Saved entries
════════════════

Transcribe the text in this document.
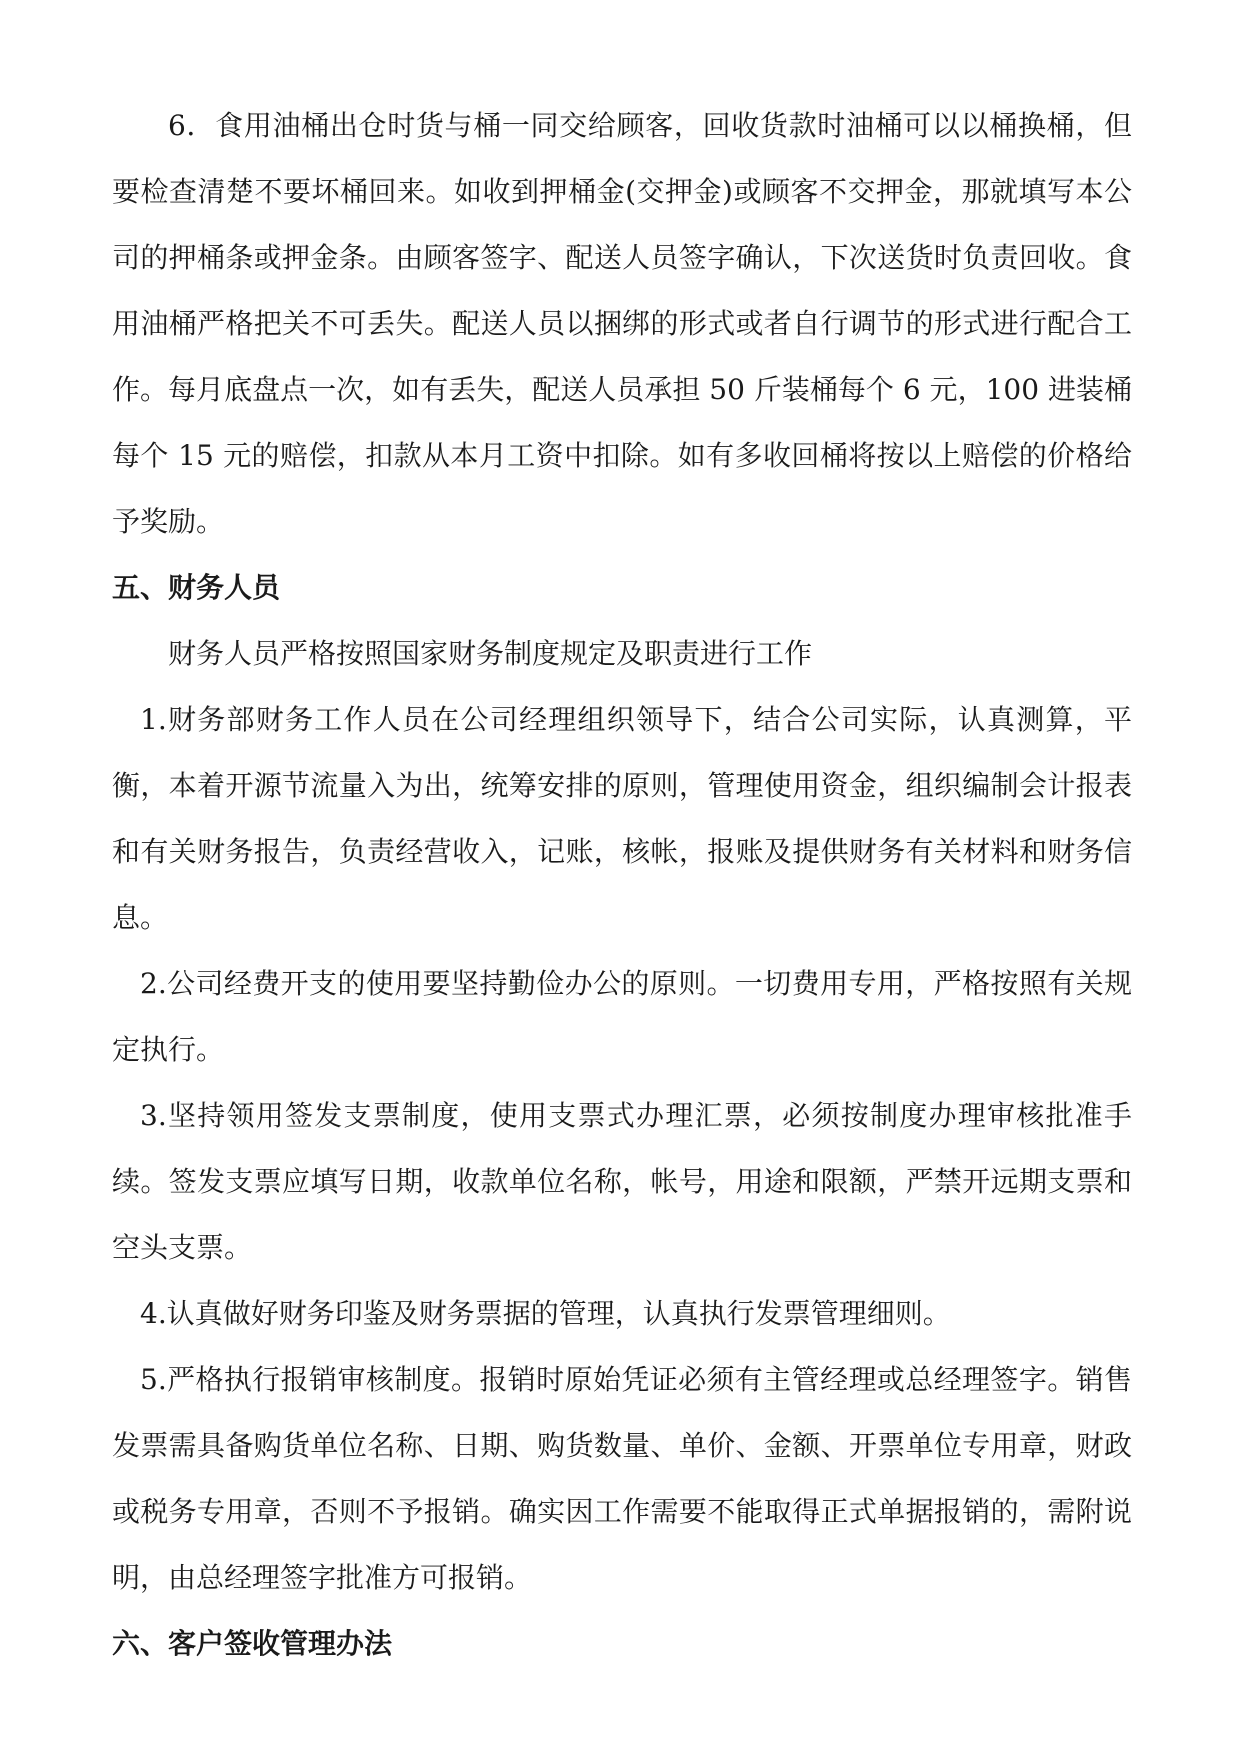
6．食用油桶出仓时货与桶一同交给顾客，回收货款时油桶可以以桶换桶，但要检查清楚不要坏桶回来。如收到押桶金(交押金)或顾客不交押金，那就填写本公司的押桶条或押金条。由顾客签字、配送人员签字确认，下次送货时负责回收。食用油桶严格把关不可丢失。配送人员以捆绑的形式或者自行调节的形式进行配合工作。每月底盘点一次，如有丢失，配送人员承担 50 斤装桶每个 6 元，100 进装桶每个 15 元的赔偿，扣款从本月工资中扣除。如有多收回桶将按以上赔偿的价格给予奖励。

五、财务人员

财务人员严格按照国家财务制度规定及职责进行工作

1.财务部财务工作人员在公司经理组织领导下，结合公司实际，认真测算，平衡，本着开源节流量入为出，统筹安排的原则，管理使用资金，组织编制会计报表和有关财务报告，负责经营收入，记账，核帐，报账及提供财务有关材料和财务信息。

2.公司经费开支的使用要坚持勤俭办公的原则。一切费用专用，严格按照有关规定执行。

3.坚持领用签发支票制度，使用支票式办理汇票，必须按制度办理审核批准手续。签发支票应填写日期，收款单位名称，帐号，用途和限额，严禁开远期支票和空头支票。

4.认真做好财务印鉴及财务票据的管理，认真执行发票管理细则。

5.严格执行报销审核制度。报销时原始凭证必须有主管经理或总经理签字。销售发票需具备购货单位名称、日期、购货数量、单价、金额、开票单位专用章，财政或税务专用章，否则不予报销。确实因工作需要不能取得正式单据报销的，需附说明，由总经理签字批准方可报销。

六、客户签收管理办法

════════════════

REQUIREMENTS
Keep every word of the data as it is when you write it out, but drop the pictures.

FINISHED EXERCISE
Transcribe the text in this document.
6．食用油桶出仓时货与桶一同交给顾客，回收货款时油桶可以以桶换桶，但要检查清楚不要坏桶回来。如收到押桶金(交押金)或顾客不交押金，那就填写本公司的押桶条或押金条。由顾客签字、配送人员签字确认，下次送货时负责回收。食用油桶严格把关不可丢失。配送人员以捆绑的形式或者自行调节的形式进行配合工作。每月底盘点一次，如有丢失，配送人员承担 50 斤装桶每个 6 元，100 进装桶每个 15 元的赔偿，扣款从本月工资中扣除。如有多收回桶将按以上赔偿的价格给予奖励。

五、财务人员

财务人员严格按照国家财务制度规定及职责进行工作

1.财务部财务工作人员在公司经理组织领导下，结合公司实际，认真测算，平衡，本着开源节流量入为出，统筹安排的原则，管理使用资金，组织编制会计报表和有关财务报告，负责经营收入，记账，核帐，报账及提供财务有关材料和财务信息。

2.公司经费开支的使用要坚持勤俭办公的原则。一切费用专用，严格按照有关规定执行。

3.坚持领用签发支票制度，使用支票式办理汇票，必须按制度办理审核批准手续。签发支票应填写日期，收款单位名称，帐号，用途和限额，严禁开远期支票和空头支票。

4.认真做好财务印鉴及财务票据的管理，认真执行发票管理细则。

5.严格执行报销审核制度。报销时原始凭证必须有主管经理或总经理签字。销售发票需具备购货单位名称、日期、购货数量、单价、金额、开票单位专用章，财政或税务专用章，否则不予报销。确实因工作需要不能取得正式单据报销的，需附说明，由总经理签字批准方可报销。

六、客户签收管理办法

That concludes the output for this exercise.